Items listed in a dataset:

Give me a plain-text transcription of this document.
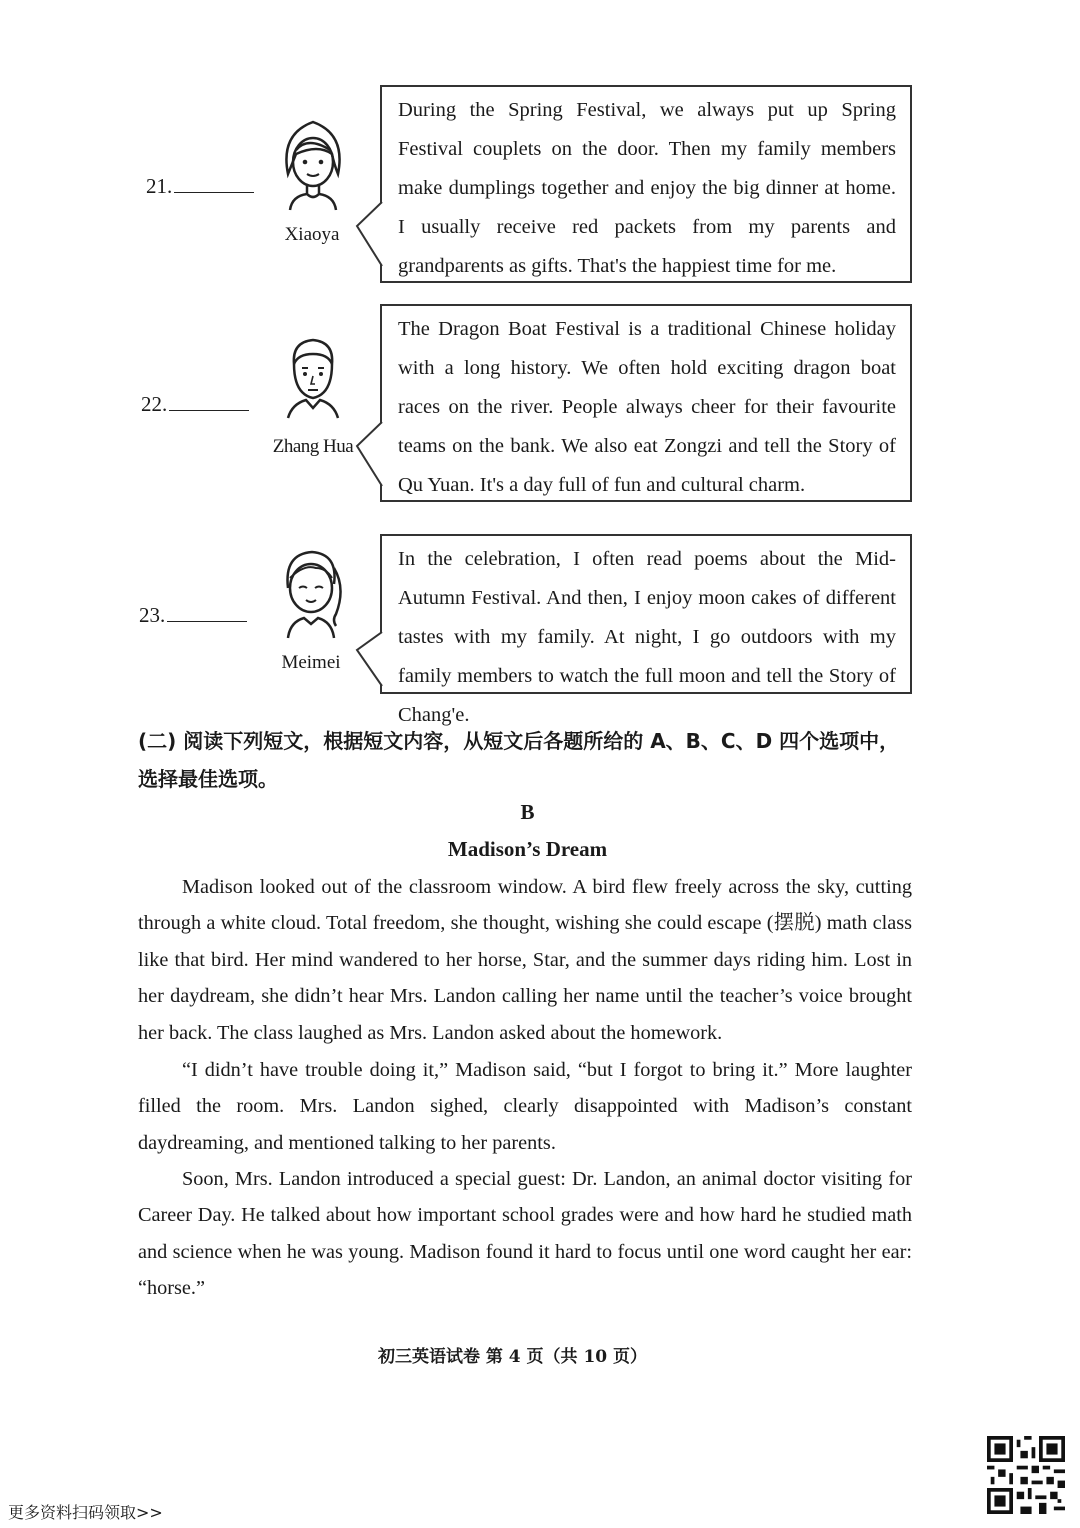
21.
Xiaoya
During the Spring Festival, we always put up Spring Festival couplets on the door. Then my family members make dumplings together and enjoy the big dinner at home. I usually receive red packets from my parents and grandparents as gifts. That's the happiest time for me.
22.
Zhang Hua
The Dragon Boat Festival is a traditional Chinese holiday with a long history. We often hold exciting dragon boat races on the river. People always cheer for their favourite teams on the bank. We also eat Zongzi and tell the Story of Qu Yuan. It's a day full of fun and cultural charm.
23.
Meimei
In the celebration, I often read poems about the Mid-Autumn Festival. And then, I enjoy moon cakes of different tastes with my family. At night, I go outdoors with my family members to watch the full moon and tell the Story of Chang'e.
(二) 阅读下列短文，根据短文内容，从短文后各题所给的 A、B、C、D 四个选项中，选择最佳选项。
B
Madison’s Dream
Madison looked out of the classroom window. A bird flew freely across the sky, cutting through a white cloud. Total freedom, she thought, wishing she could escape (摆脱) math class like that bird. Her mind wandered to her horse, Star, and the summer days riding him. Lost in her daydream, she didn’t hear Mrs. Landon calling her name until the teacher’s voice brought her back. The class laughed as Mrs. Landon asked about the homework.
“I didn’t have trouble doing it,” Madison said, “but I forgot to bring it.” More laughter filled the room. Mrs. Landon sighed, clearly disappointed with Madison’s constant daydreaming, and mentioned talking to her parents.
Soon, Mrs. Landon introduced a special guest: Dr. Landon, an animal doctor visiting for Career Day. He talked about how important school grades were and how hard he studied math and science when he was young. Madison found it hard to focus until one word caught her ear: “horse.”
初三英语试卷 第 4 页（共 10 页）
更多资料扫码领取>>
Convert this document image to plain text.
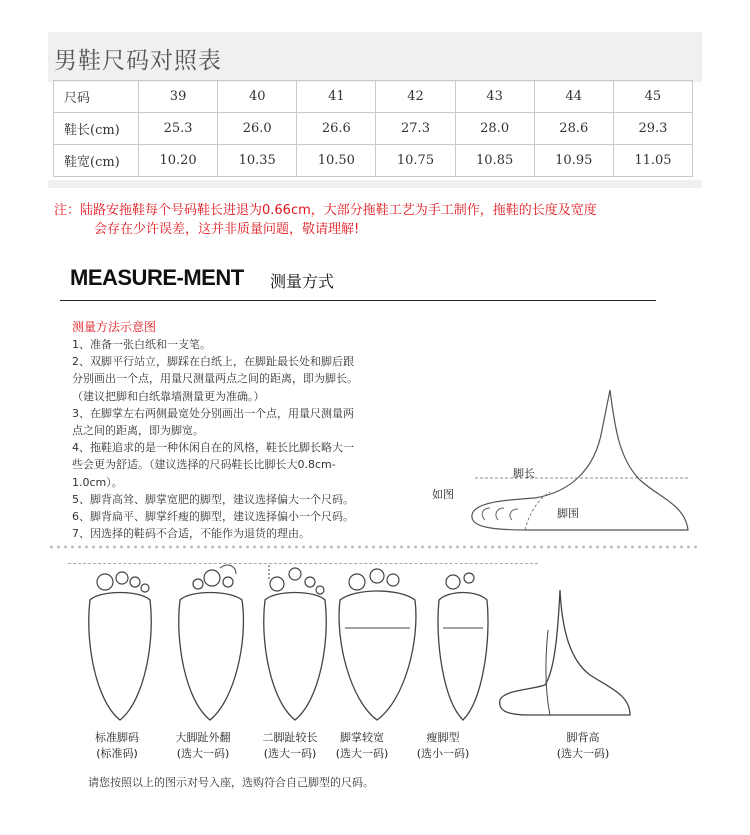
男鞋尺码对照表
尺码	39	40	41	42	43	44	45
鞋长(cm)	25.3	26.0	26.6	27.3	28.0	28.6	29.3
鞋宽(cm)	10.20	10.35	10.50	10.75	10.85	10.95	11.05
注：陆路安拖鞋每个号码鞋长进退为0.66cm，大部分拖鞋工艺为手工制作，拖鞋的长度及宽度
会存在少许误差，这并非质量问题，敬请理解!
MEASURE-MENT 测量方式
测量方法示意图
1、准备一张白纸和一支笔。
2、双脚平行站立，脚踩在白纸上，在脚趾最长处和脚后跟
分别画出一个点，用量尺测量两点之间的距离，即为脚长。
（建议把脚和白纸靠墙测量更为准确。）
3、在脚掌左右两侧最宽处分别画出一个点，用量尺测量两
点之间的距离，即为脚宽。
4、拖鞋追求的是一种休闲自在的风格，鞋长比脚长略大一
些会更为舒适。（建议选择的尺码鞋长比脚长大0.8cm-
1.0cm）。
5、脚背高耸、脚掌宽肥的脚型，建议选择偏大一个尺码。
6、脚背扁平、脚掌纤瘦的脚型，建议选择偏小一个尺码。
7、因选择的鞋码不合适，不能作为退货的理由。
脚长
脚围
如图
标准脚码
(标准码)
大脚趾外翻
(选大一码)
二脚趾较长
(选大一码)
脚掌较宽
(选大一码)
瘦脚型
(选小一码)
脚背高
(选大一码)
请您按照以上的图示对号入座，选购符合自己脚型的尺码。
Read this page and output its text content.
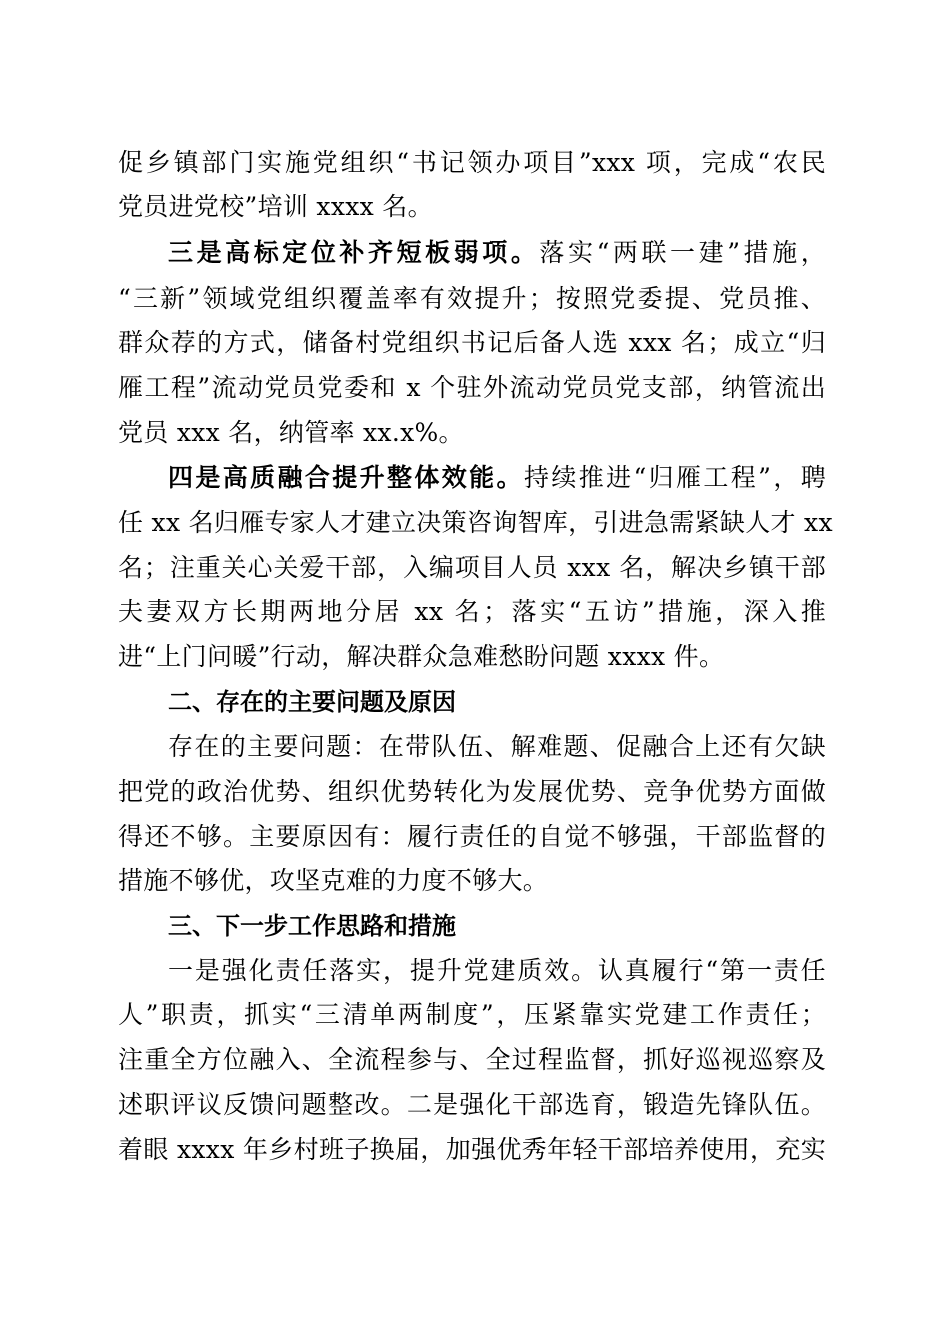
促乡镇部门实施党组织“书记领办项目”xxx 项，完成“农民
党员进党校”培训 xxxx 名。
三是高标定位补齐短板弱项。落实“两联一建”措施，
“三新”领域党组织覆盖率有效提升；按照党委提、党员推、
群众荐的方式，储备村党组织书记后备人选 xxx 名；成立“归
雁工程”流动党员党委和 x 个驻外流动党员党支部，纳管流出
党员 xxx 名，纳管率 xx.x%。
四是高质融合提升整体效能。持续推进“归雁工程”，聘
任 xx 名归雁专家人才建立决策咨询智库，引进急需紧缺人才 xx
名；注重关心关爱干部，入编项目人员 xxx 名，解决乡镇干部
夫妻双方长期两地分居 xx 名；落实“五访”措施，深入推
进“上门问暖”行动，解决群众急难愁盼问题 xxxx 件。
二、存在的主要问题及原因
存在的主要问题：在带队伍、解难题、促融合上还有欠缺
把党的政治优势、组织优势转化为发展优势、竞争优势方面做
得还不够。主要原因有：履行责任的自觉不够强，干部监督的
措施不够优，攻坚克难的力度不够大。
三、下一步工作思路和措施
一是强化责任落实，提升党建质效。认真履行“第一责任
人”职责，抓实“三清单两制度”，压紧靠实党建工作责任；
注重全方位融入、全流程参与、全过程监督，抓好巡视巡察及
述职评议反馈问题整改。二是强化干部选育，锻造先锋队伍。
着眼 xxxx 年乡村班子换届，加强优秀年轻干部培养使用，充实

▶ SET PROBLEM
Check each line above for the string "always" and report how many lines have it, giving only the number.

▶ PROBLEM SOLUTION
2